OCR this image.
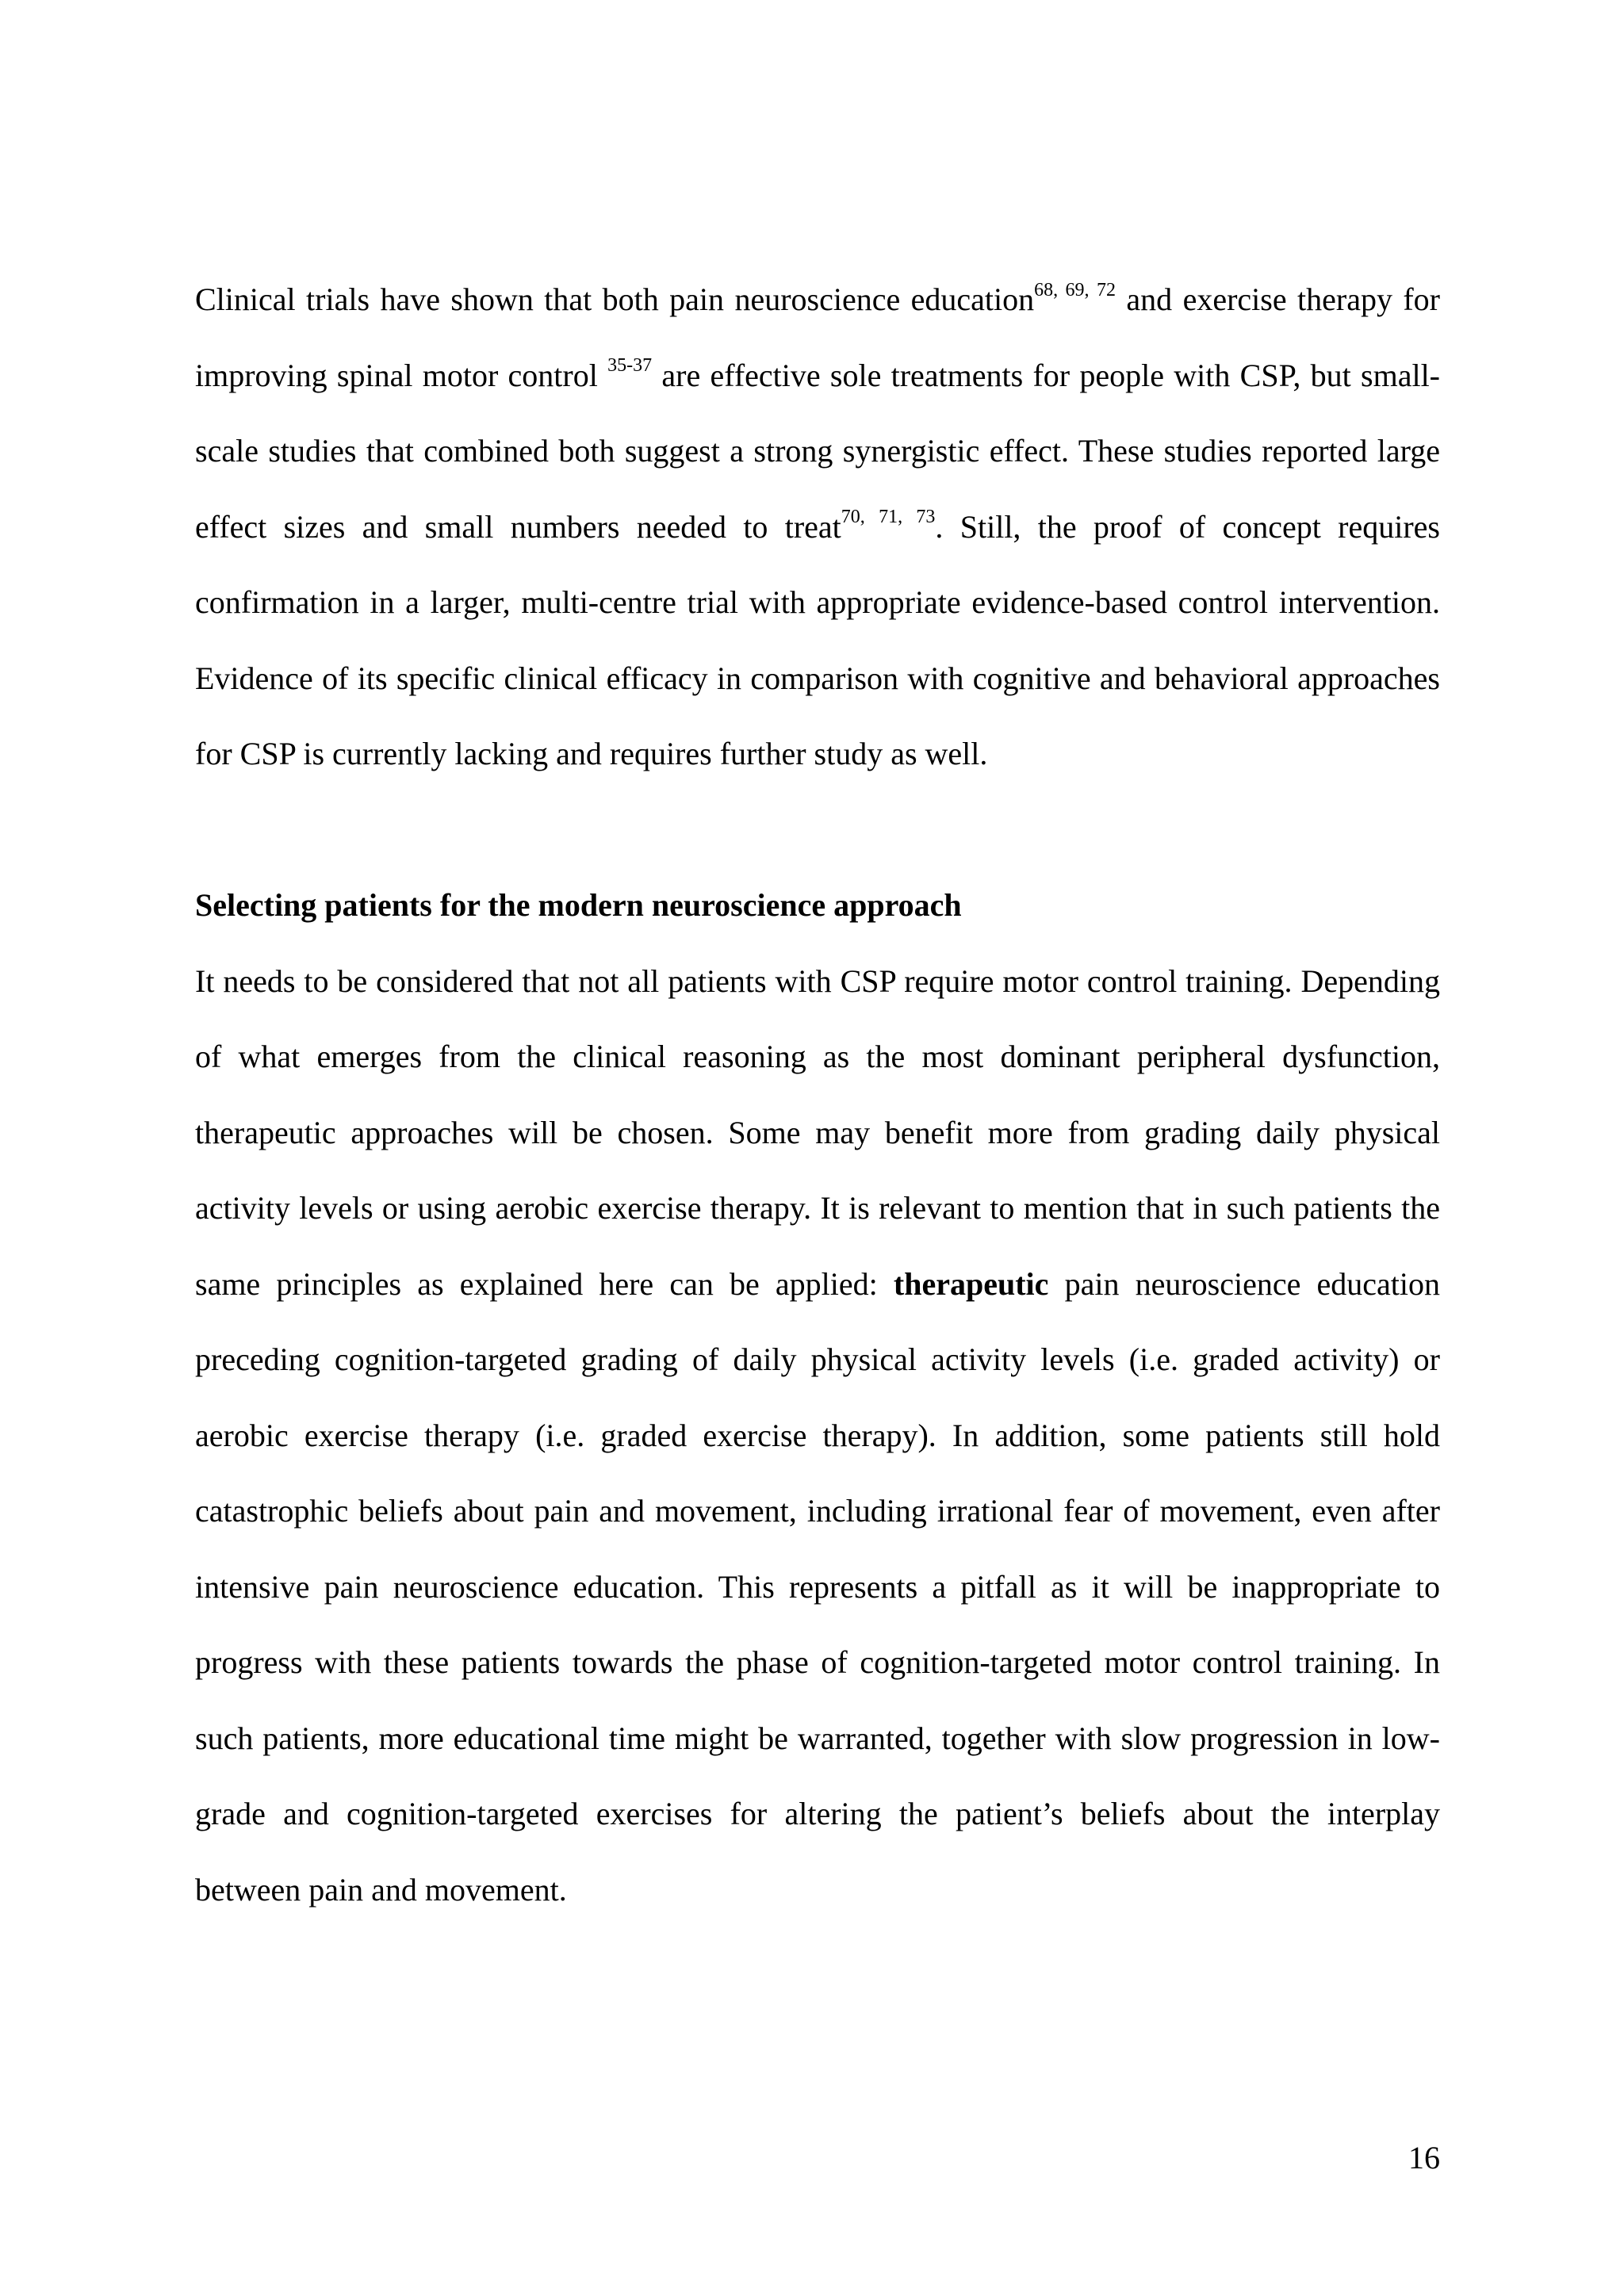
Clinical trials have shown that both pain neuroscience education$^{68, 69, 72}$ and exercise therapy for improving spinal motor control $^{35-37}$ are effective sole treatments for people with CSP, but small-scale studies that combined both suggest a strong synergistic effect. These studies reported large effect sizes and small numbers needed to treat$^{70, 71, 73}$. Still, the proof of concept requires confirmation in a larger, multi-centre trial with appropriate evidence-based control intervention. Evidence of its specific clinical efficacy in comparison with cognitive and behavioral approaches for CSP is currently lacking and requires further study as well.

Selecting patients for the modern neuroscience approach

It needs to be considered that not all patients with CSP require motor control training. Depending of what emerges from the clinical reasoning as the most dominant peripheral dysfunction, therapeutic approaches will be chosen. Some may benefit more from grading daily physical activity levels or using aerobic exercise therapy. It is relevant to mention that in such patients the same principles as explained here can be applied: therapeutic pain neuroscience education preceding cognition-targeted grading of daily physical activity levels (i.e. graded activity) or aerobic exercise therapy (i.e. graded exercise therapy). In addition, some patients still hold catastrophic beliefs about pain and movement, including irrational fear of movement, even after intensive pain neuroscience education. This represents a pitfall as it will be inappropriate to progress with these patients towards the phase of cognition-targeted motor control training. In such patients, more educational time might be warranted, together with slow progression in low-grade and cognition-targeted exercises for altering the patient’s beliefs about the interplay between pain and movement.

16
----
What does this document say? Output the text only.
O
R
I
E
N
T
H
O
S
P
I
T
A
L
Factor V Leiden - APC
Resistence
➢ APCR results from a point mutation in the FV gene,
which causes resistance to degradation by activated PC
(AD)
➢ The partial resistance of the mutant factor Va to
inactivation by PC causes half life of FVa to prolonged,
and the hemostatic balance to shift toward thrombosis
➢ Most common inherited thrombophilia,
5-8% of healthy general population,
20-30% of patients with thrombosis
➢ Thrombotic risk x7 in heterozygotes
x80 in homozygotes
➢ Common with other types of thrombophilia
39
----
Looking through the entries, count the lines that hold the word "thrombophilia" and state that count alone.

2